§ **Task to complete**
Return all lines where the word "JSON" can be found.
%%
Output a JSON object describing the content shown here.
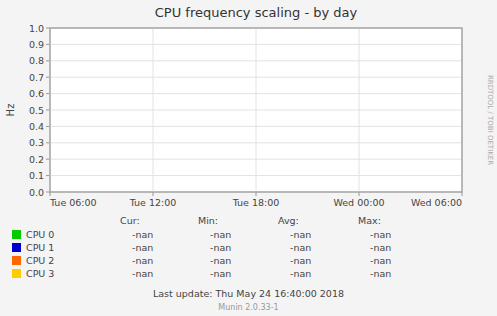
{
  "chart_data": {
    "type": "line",
    "title": "CPU frequency scaling - by day",
    "ylabel": "Hz",
    "categories": [
      "Tue 06:00",
      "Tue 12:00",
      "Tue 18:00",
      "Wed 00:00",
      "Wed 06:00"
    ],
    "ylim": [
      0.0,
      1.0
    ],
    "yticks": [
      {
        "value": 0.0,
        "label": "0.0"
      },
      0.1,
      0.2,
      0.3,
      0.4,
      0.5,
      0.6,
      0.7,
      0.8,
      0.9,
      {
        "value": 1.0,
        "label": "1.0"
      }
    ],
    "grid": true,
    "stat_headers": [
      "Cur:",
      "Min:",
      "Avg:",
      "Max:"
    ],
    "series": [
      {
        "name": "CPU 0",
        "color": "#00cc00",
        "values": [
          null,
          null,
          null,
          null,
          null
        ],
        "stats": [
          "-nan",
          "-nan",
          "-nan",
          "-nan"
        ]
      },
      {
        "name": "CPU 1",
        "color": "#0000cc",
        "values": [
          null,
          null,
          null,
          null,
          null
        ],
        "stats": [
          "-nan",
          "-nan",
          "-nan",
          "-nan"
        ]
      },
      {
        "name": "CPU 2",
        "color": "#ff6600",
        "values": [
          null,
          null,
          null,
          null,
          null
        ],
        "stats": [
          "-nan",
          "-nan",
          "-nan",
          "-nan"
        ]
      },
      {
        "name": "CPU 3",
        "color": "#ffcc00",
        "values": [
          null,
          null,
          null,
          null,
          null
        ],
        "stats": [
          "-nan",
          "-nan",
          "-nan",
          "-nan"
        ]
      }
    ],
    "annotations": [
      "Last update:  Thu May 24 16:40:00 2018",
      "Munin 2.0.33-1",
      "RRDTOOL / TOBI OETIKER"
    ]
  }
}
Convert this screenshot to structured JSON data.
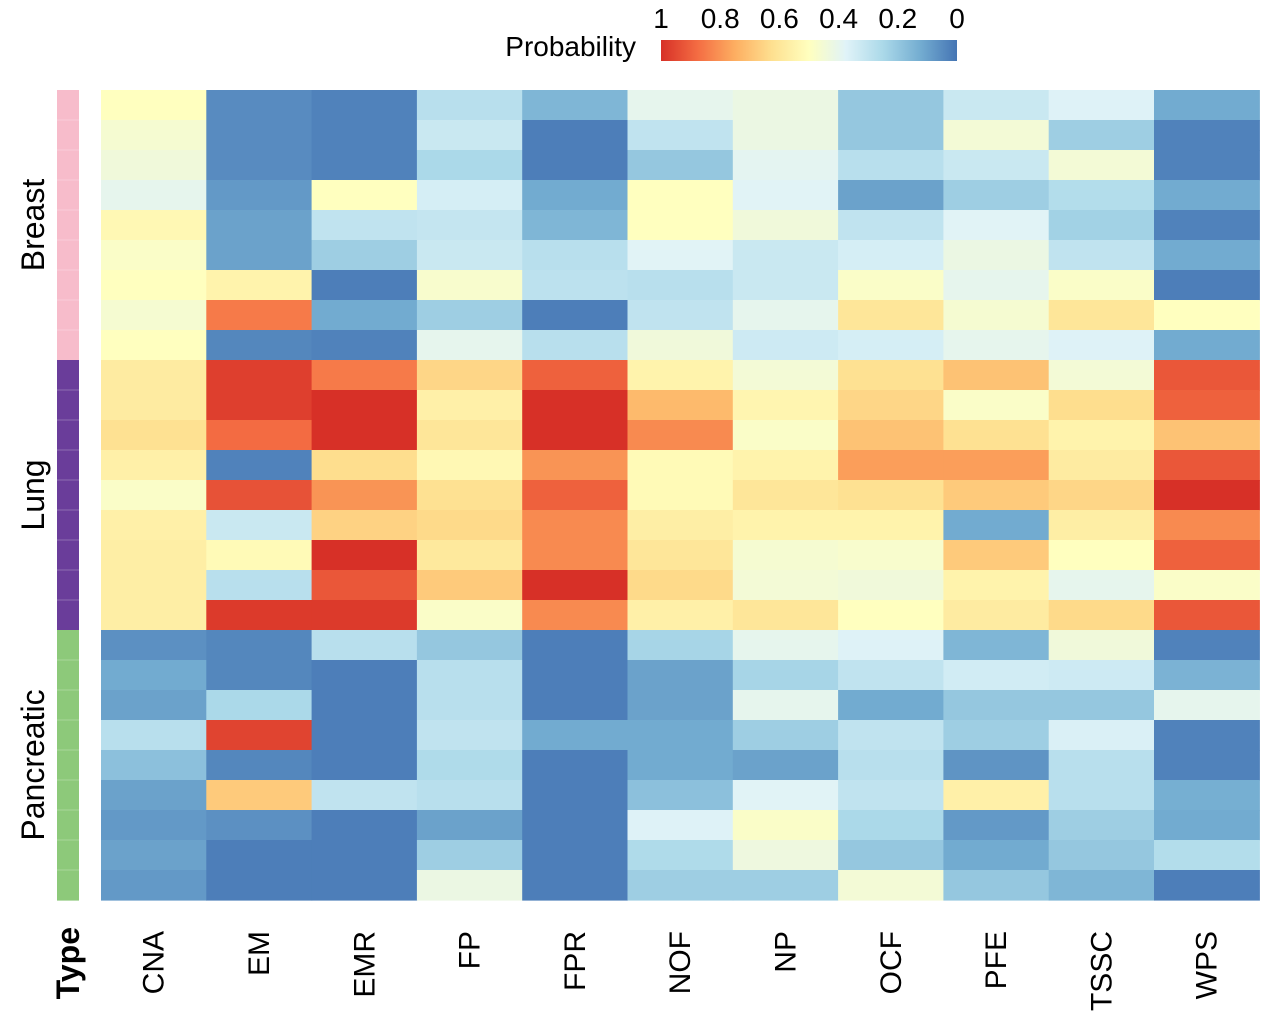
{
  "chart_data": {
    "type": "heatmap",
    "legend": {
      "title": "Probability",
      "ticks": [
        "1",
        "0.8",
        "0.6",
        "0.4",
        "0.2",
        "0"
      ],
      "range": [
        1,
        0
      ],
      "colors": [
        "#d73027",
        "#f46d43",
        "#fdae61",
        "#fee090",
        "#ffffbf",
        "#e0f3f8",
        "#abd9e9",
        "#74add1",
        "#4575b4"
      ],
      "placement": "top-right"
    },
    "type_label": "Type",
    "columns": [
      "CNA",
      "EM",
      "EMR",
      "FP",
      "FPR",
      "NOF",
      "NP",
      "OCF",
      "PFE",
      "TSSC",
      "WPS"
    ],
    "groups": [
      {
        "name": "Breast",
        "color": "#f7bccb",
        "rows": 9
      },
      {
        "name": "Lung",
        "color": "#6a3d9a",
        "rows": 9
      },
      {
        "name": "Pancreatic",
        "color": "#8dc97a",
        "rows": 9
      }
    ],
    "values": [
      [
        0.5,
        0.05,
        0.03,
        0.28,
        0.15,
        0.4,
        0.42,
        0.2,
        0.32,
        0.37,
        0.12
      ],
      [
        0.46,
        0.05,
        0.03,
        0.32,
        0.02,
        0.3,
        0.42,
        0.2,
        0.45,
        0.22,
        0.03
      ],
      [
        0.44,
        0.05,
        0.03,
        0.25,
        0.02,
        0.2,
        0.39,
        0.28,
        0.32,
        0.45,
        0.03
      ],
      [
        0.4,
        0.08,
        0.5,
        0.35,
        0.12,
        0.5,
        0.38,
        0.1,
        0.22,
        0.27,
        0.12
      ],
      [
        0.53,
        0.1,
        0.3,
        0.31,
        0.15,
        0.5,
        0.44,
        0.3,
        0.38,
        0.23,
        0.03
      ],
      [
        0.48,
        0.1,
        0.22,
        0.32,
        0.28,
        0.38,
        0.32,
        0.35,
        0.42,
        0.3,
        0.12
      ],
      [
        0.5,
        0.55,
        0.02,
        0.47,
        0.29,
        0.28,
        0.32,
        0.48,
        0.4,
        0.48,
        0.02
      ],
      [
        0.46,
        0.85,
        0.12,
        0.22,
        0.02,
        0.3,
        0.4,
        0.6,
        0.46,
        0.6,
        0.5
      ],
      [
        0.5,
        0.04,
        0.03,
        0.4,
        0.28,
        0.44,
        0.33,
        0.35,
        0.4,
        0.37,
        0.12
      ],
      [
        0.58,
        0.97,
        0.85,
        0.65,
        0.9,
        0.55,
        0.45,
        0.62,
        0.7,
        0.45,
        0.92
      ],
      [
        0.58,
        0.97,
        1.0,
        0.56,
        1.0,
        0.72,
        0.54,
        0.65,
        0.48,
        0.63,
        0.9
      ],
      [
        0.62,
        0.88,
        1.0,
        0.6,
        1.0,
        0.82,
        0.48,
        0.7,
        0.62,
        0.55,
        0.7
      ],
      [
        0.56,
        0.03,
        0.63,
        0.53,
        0.8,
        0.52,
        0.55,
        0.78,
        0.78,
        0.58,
        0.92
      ],
      [
        0.48,
        0.93,
        0.8,
        0.62,
        0.9,
        0.52,
        0.6,
        0.62,
        0.68,
        0.65,
        1.0
      ],
      [
        0.56,
        0.32,
        0.66,
        0.64,
        0.82,
        0.57,
        0.55,
        0.55,
        0.12,
        0.57,
        0.82
      ],
      [
        0.57,
        0.52,
        1.0,
        0.59,
        0.82,
        0.6,
        0.46,
        0.47,
        0.68,
        0.5,
        0.9
      ],
      [
        0.57,
        0.28,
        0.92,
        0.68,
        1.0,
        0.64,
        0.45,
        0.44,
        0.55,
        0.4,
        0.48
      ],
      [
        0.57,
        0.98,
        0.98,
        0.48,
        0.82,
        0.56,
        0.6,
        0.5,
        0.58,
        0.64,
        0.92
      ],
      [
        0.06,
        0.04,
        0.28,
        0.2,
        0.02,
        0.24,
        0.4,
        0.37,
        0.15,
        0.44,
        0.03
      ],
      [
        0.12,
        0.04,
        0.02,
        0.28,
        0.02,
        0.1,
        0.24,
        0.3,
        0.34,
        0.33,
        0.14
      ],
      [
        0.1,
        0.25,
        0.02,
        0.28,
        0.02,
        0.1,
        0.4,
        0.12,
        0.2,
        0.2,
        0.4
      ],
      [
        0.28,
        0.96,
        0.02,
        0.3,
        0.12,
        0.12,
        0.22,
        0.3,
        0.22,
        0.36,
        0.03
      ],
      [
        0.18,
        0.04,
        0.02,
        0.26,
        0.02,
        0.12,
        0.1,
        0.28,
        0.07,
        0.28,
        0.03
      ],
      [
        0.1,
        0.68,
        0.3,
        0.28,
        0.02,
        0.18,
        0.38,
        0.3,
        0.56,
        0.28,
        0.13
      ],
      [
        0.08,
        0.06,
        0.02,
        0.1,
        0.02,
        0.37,
        0.48,
        0.25,
        0.08,
        0.22,
        0.12
      ],
      [
        0.1,
        0.02,
        0.02,
        0.22,
        0.02,
        0.26,
        0.43,
        0.2,
        0.12,
        0.2,
        0.27
      ],
      [
        0.08,
        0.02,
        0.02,
        0.42,
        0.02,
        0.22,
        0.22,
        0.45,
        0.2,
        0.15,
        0.02
      ]
    ]
  }
}
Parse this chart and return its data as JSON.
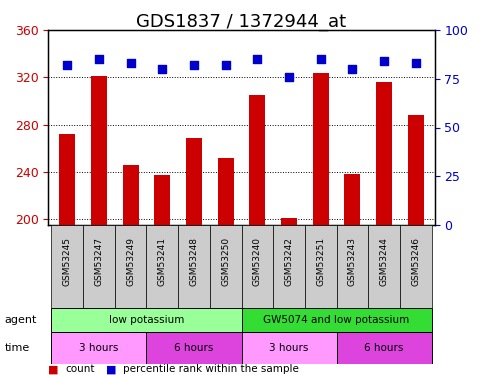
{
  "title": "GDS1837 / 1372944_at",
  "samples": [
    "GSM53245",
    "GSM53247",
    "GSM53249",
    "GSM53241",
    "GSM53248",
    "GSM53250",
    "GSM53240",
    "GSM53242",
    "GSM53251",
    "GSM53243",
    "GSM53244",
    "GSM53246"
  ],
  "counts": [
    272,
    321,
    246,
    237,
    269,
    252,
    305,
    201,
    324,
    238,
    316,
    288
  ],
  "percentiles": [
    82,
    85,
    83,
    80,
    82,
    82,
    85,
    76,
    85,
    80,
    84,
    83
  ],
  "ylim_left": [
    195,
    360
  ],
  "yticks_left": [
    200,
    240,
    280,
    320,
    360
  ],
  "ylim_right": [
    0,
    100
  ],
  "yticks_right": [
    0,
    25,
    50,
    75,
    100
  ],
  "bar_color": "#cc0000",
  "dot_color": "#0000cc",
  "agent_groups": [
    {
      "label": "low potassium",
      "start": 0,
      "end": 6,
      "color": "#99ff99"
    },
    {
      "label": "GW5074 and low potassium",
      "start": 6,
      "end": 12,
      "color": "#33dd33"
    }
  ],
  "time_groups": [
    {
      "label": "3 hours",
      "start": 0,
      "end": 3,
      "color": "#ff99ff"
    },
    {
      "label": "6 hours",
      "start": 3,
      "end": 6,
      "color": "#dd44dd"
    },
    {
      "label": "3 hours",
      "start": 6,
      "end": 9,
      "color": "#ff99ff"
    },
    {
      "label": "6 hours",
      "start": 9,
      "end": 12,
      "color": "#dd44dd"
    }
  ],
  "legend_items": [
    {
      "label": "count",
      "color": "#cc0000",
      "marker": "s"
    },
    {
      "label": "percentile rank within the sample",
      "color": "#0000cc",
      "marker": "s"
    }
  ],
  "grid_color": "black",
  "background_color": "white",
  "tick_label_color_left": "#cc0000",
  "tick_label_color_right": "#0000cc",
  "title_fontsize": 13,
  "axis_label_fontsize": 9,
  "tick_fontsize": 9
}
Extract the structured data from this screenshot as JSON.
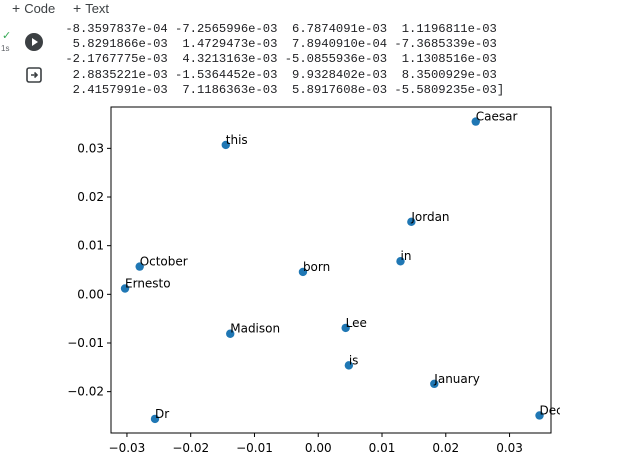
{
  "toolbar": {
    "add_code": "Code",
    "add_text": "Text"
  },
  "cell": {
    "status_time": "1s"
  },
  "output": {
    "matrix_lines": [
      " -8.3597837e-04 -7.2565996e-03  6.7874091e-03  1.1196811e-03",
      "  5.8291866e-03  1.4729473e-03  7.8940910e-04 -7.3685339e-03",
      " -2.1767775e-03  4.3213163e-03 -5.0855936e-03  1.1308516e-03",
      "  2.8835221e-03 -1.5364452e-03  9.9328402e-03  8.3500929e-03",
      "  2.4157991e-03  7.1186363e-03  5.8917608e-03 -5.5809235e-03]"
    ]
  },
  "chart_data": {
    "type": "scatter",
    "title": "",
    "xlabel": "",
    "ylabel": "",
    "xlim": [
      -0.0325,
      0.0365
    ],
    "ylim": [
      -0.0285,
      0.0385
    ],
    "xticks": [
      -0.03,
      -0.02,
      -0.01,
      0.0,
      0.01,
      0.02,
      0.03
    ],
    "xtick_labels": [
      "−0.03",
      "−0.02",
      "−0.01",
      "0.00",
      "0.01",
      "0.02",
      "0.03"
    ],
    "yticks": [
      -0.02,
      -0.01,
      0.0,
      0.01,
      0.02,
      0.03
    ],
    "ytick_labels": [
      "−0.02",
      "−0.01",
      "0.00",
      "0.01",
      "0.02",
      "0.03"
    ],
    "grid": false,
    "marker_color": "#1f77b4",
    "points": [
      {
        "label": "Caesar",
        "x": 0.0247,
        "y": 0.0355
      },
      {
        "label": "this",
        "x": -0.0145,
        "y": 0.0307
      },
      {
        "label": "Jordan",
        "x": 0.0146,
        "y": 0.0149
      },
      {
        "label": "in",
        "x": 0.0129,
        "y": 0.0068
      },
      {
        "label": "October",
        "x": -0.028,
        "y": 0.0057
      },
      {
        "label": "born",
        "x": -0.0024,
        "y": 0.0046
      },
      {
        "label": "Ernesto",
        "x": -0.0303,
        "y": 0.0012
      },
      {
        "label": "Lee",
        "x": 0.0043,
        "y": -0.0069
      },
      {
        "label": "Madison",
        "x": -0.0138,
        "y": -0.0081
      },
      {
        "label": "is",
        "x": 0.0048,
        "y": -0.0146
      },
      {
        "label": "January",
        "x": 0.0182,
        "y": -0.0184
      },
      {
        "label": "December",
        "x": 0.0347,
        "y": -0.0249
      },
      {
        "label": "Dr",
        "x": -0.0256,
        "y": -0.0256
      }
    ]
  }
}
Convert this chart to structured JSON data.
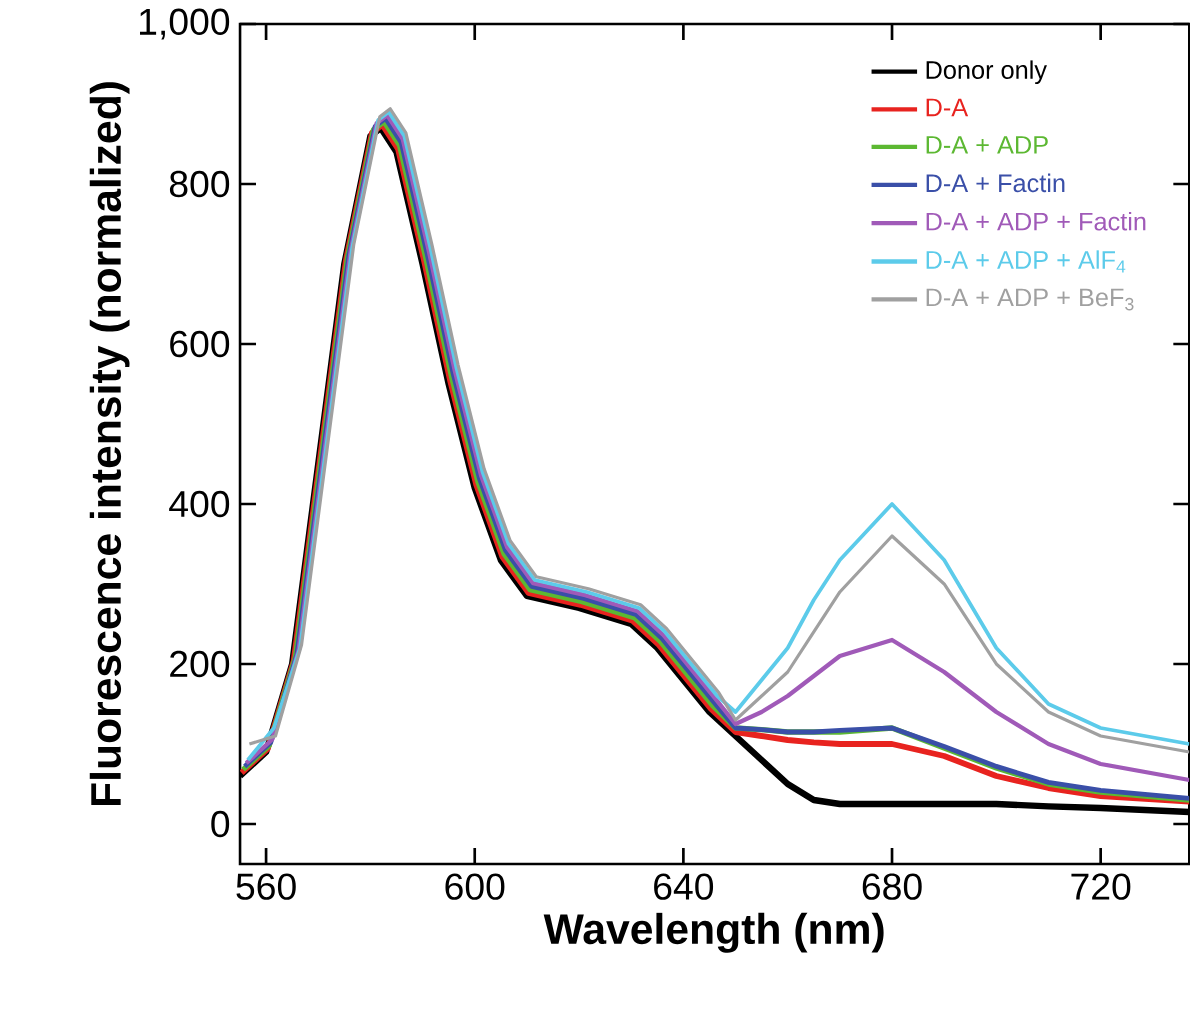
%%
§ **Exercise answer**
Output a JSON object describing the content shown here.
Convert this screenshot to structured JSON data.
Parse this chart and return its data as JSON.
Extract the structured data from this screenshot as JSON.
Convert this chart to structured JSON data.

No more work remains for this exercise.